PROBLEM STATEMENT: Format as a numbered list the lines of the listing that begin with the line containing "next-section-edge <box>0 886 1425 900</box>" and continue through the final line of the listing, omitting any blank lines.

Element placement listing
++++++++++

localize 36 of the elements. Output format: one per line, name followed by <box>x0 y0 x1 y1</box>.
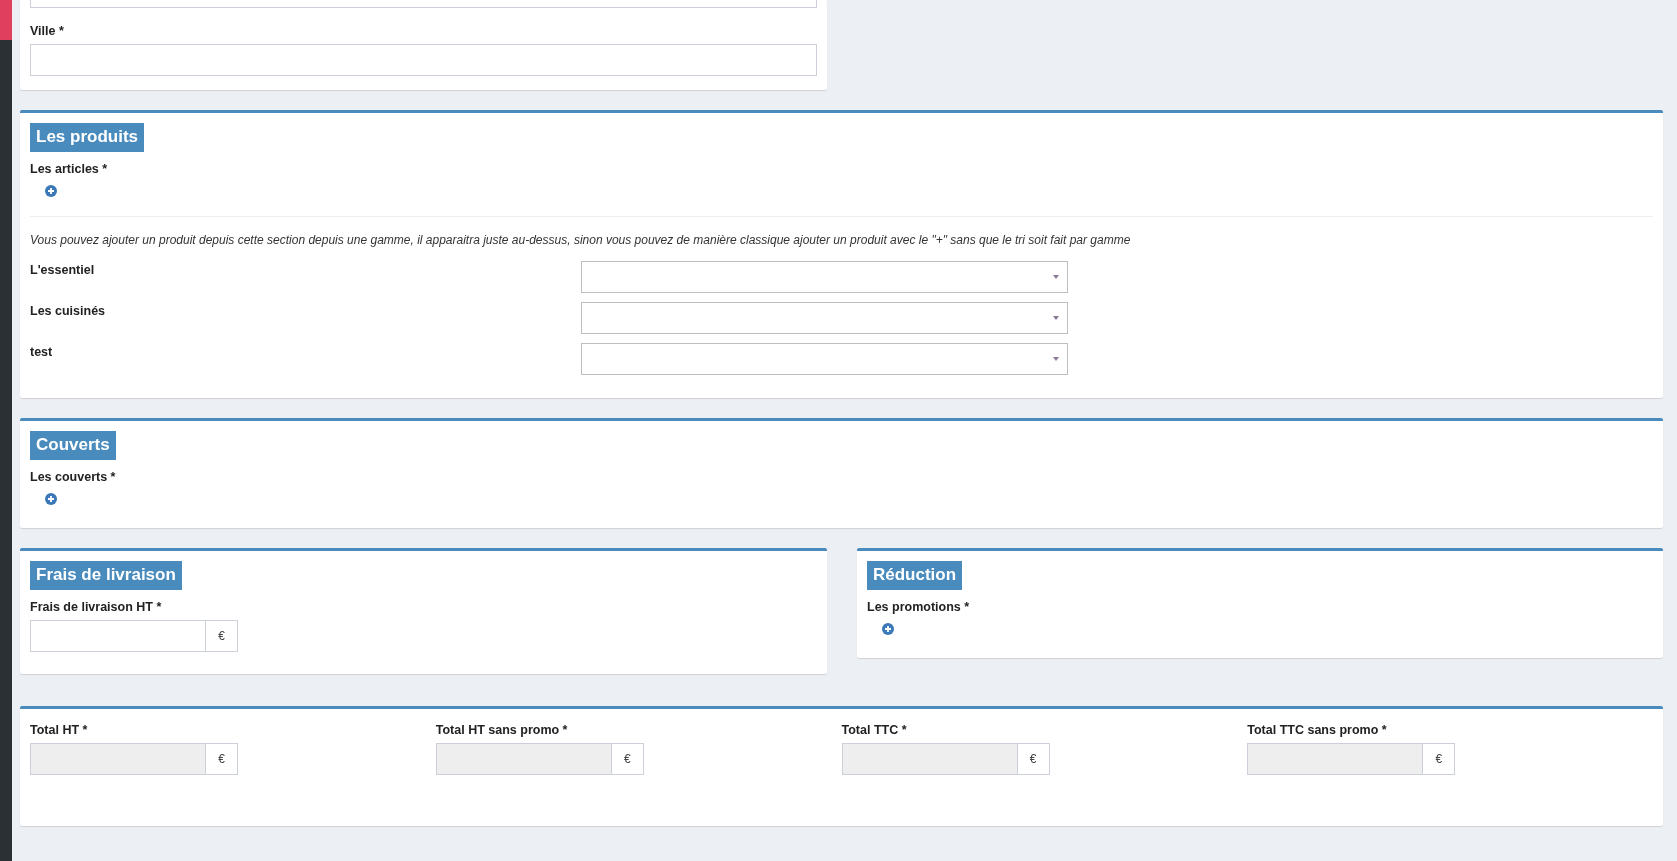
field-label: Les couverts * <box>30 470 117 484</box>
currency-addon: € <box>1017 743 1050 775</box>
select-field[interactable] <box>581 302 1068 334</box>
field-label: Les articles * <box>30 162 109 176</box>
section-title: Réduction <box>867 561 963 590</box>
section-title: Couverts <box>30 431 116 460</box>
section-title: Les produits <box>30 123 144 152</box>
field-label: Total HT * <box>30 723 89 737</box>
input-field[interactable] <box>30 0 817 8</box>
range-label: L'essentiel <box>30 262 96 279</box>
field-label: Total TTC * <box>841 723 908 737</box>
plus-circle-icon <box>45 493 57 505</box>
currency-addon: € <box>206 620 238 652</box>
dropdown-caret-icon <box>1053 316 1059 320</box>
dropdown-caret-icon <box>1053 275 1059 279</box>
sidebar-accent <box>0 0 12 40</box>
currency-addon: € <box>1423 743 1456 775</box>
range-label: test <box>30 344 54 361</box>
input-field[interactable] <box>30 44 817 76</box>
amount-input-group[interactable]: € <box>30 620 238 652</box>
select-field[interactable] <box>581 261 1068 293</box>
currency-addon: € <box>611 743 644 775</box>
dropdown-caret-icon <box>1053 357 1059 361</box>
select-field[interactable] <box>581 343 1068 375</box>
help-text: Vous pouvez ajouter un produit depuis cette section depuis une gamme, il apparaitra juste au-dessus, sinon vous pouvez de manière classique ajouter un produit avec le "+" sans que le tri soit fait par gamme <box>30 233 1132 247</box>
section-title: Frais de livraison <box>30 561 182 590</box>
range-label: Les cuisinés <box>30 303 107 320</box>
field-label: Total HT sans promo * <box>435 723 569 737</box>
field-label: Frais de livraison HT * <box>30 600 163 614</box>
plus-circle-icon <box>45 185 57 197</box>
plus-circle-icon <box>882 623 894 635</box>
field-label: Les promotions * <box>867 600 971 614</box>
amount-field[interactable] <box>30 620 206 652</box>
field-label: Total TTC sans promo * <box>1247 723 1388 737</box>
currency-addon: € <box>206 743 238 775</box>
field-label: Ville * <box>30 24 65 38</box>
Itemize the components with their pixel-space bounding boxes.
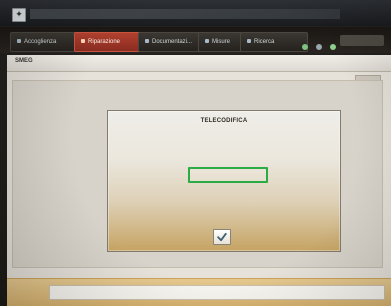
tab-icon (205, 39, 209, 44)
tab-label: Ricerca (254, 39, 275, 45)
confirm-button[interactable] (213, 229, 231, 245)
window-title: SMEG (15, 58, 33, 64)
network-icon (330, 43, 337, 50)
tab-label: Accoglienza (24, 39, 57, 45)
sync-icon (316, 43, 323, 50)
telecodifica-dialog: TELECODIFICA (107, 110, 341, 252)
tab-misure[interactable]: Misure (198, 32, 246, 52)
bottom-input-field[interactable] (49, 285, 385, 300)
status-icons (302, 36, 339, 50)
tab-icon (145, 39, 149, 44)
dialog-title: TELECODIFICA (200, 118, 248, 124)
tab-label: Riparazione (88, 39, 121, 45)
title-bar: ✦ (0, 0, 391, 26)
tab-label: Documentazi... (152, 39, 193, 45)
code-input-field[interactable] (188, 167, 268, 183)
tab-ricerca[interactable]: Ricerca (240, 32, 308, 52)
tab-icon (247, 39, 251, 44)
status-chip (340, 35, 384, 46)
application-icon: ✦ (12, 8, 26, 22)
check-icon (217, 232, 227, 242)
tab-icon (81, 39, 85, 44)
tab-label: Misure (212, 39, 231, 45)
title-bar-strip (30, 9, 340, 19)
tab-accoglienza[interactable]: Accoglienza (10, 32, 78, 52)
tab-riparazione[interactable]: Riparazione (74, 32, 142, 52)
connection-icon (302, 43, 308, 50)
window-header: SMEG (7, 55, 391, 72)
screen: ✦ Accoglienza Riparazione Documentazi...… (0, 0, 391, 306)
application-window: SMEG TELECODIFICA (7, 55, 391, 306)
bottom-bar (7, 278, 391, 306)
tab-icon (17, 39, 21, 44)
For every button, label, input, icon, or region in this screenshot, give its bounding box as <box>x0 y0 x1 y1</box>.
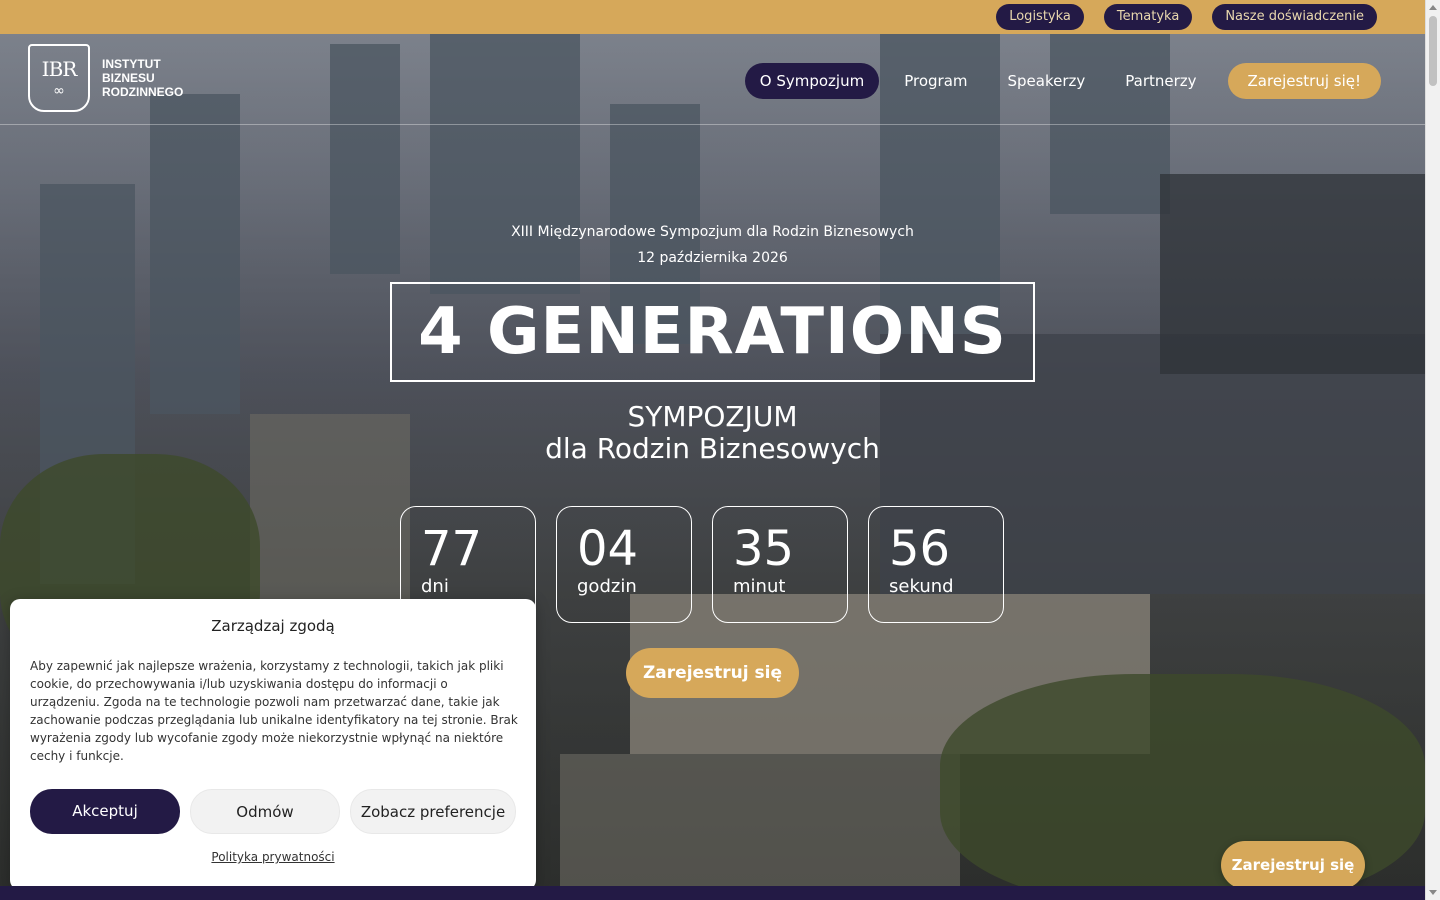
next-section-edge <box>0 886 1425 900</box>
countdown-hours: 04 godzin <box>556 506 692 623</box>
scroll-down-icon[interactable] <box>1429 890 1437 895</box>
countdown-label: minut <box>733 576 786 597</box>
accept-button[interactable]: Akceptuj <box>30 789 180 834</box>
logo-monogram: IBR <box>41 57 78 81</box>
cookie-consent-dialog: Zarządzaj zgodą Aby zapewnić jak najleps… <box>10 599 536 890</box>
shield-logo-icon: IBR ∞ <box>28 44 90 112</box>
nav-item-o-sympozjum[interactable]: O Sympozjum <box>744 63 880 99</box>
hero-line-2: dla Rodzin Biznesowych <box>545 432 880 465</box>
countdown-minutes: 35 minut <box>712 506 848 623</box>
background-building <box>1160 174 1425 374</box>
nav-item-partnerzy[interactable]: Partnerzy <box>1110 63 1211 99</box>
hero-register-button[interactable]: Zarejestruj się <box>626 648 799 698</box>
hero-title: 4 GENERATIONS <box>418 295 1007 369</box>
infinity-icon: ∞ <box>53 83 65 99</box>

++++++++++

RESPONSE:
1. next-section-edge <box>0 886 1425 900</box>
2. countdown-hours: 04 godzin <box>556 506 692 623</box>
3. scroll-down-icon[interactable] <box>1429 890 1437 895</box>
4. countdown-label: minut <box>733 576 786 597</box>
5. accept-button[interactable]: Akceptuj <box>30 789 180 834</box>
6. logo-monogram: IBR <box>41 57 78 81</box>
7. cookie-consent-dialog: Zarządzaj zgodą Aby zapewnić jak najleps… <box>10 599 536 890</box>
8. shield-logo-icon: IBR ∞ <box>28 44 90 112</box>
9. nav-item-o-sympozjum[interactable]: O Sympozjum <box>744 63 880 99</box>
10. hero-line-2: dla Rodzin Biznesowych <box>545 432 880 465</box>
11. countdown-minutes: 35 minut <box>712 506 848 623</box>
12. background-building <box>1160 174 1425 374</box>
13. nav-item-partnerzy[interactable]: Partnerzy <box>1110 63 1211 99</box>
14. hero-register-button[interactable]: Zarejestruj się <box>626 648 799 698</box>
15. hero-title: 4 GENERATIONS <box>418 295 1007 369</box>
16. infinity-icon: ∞ <box>53 83 65 99</box>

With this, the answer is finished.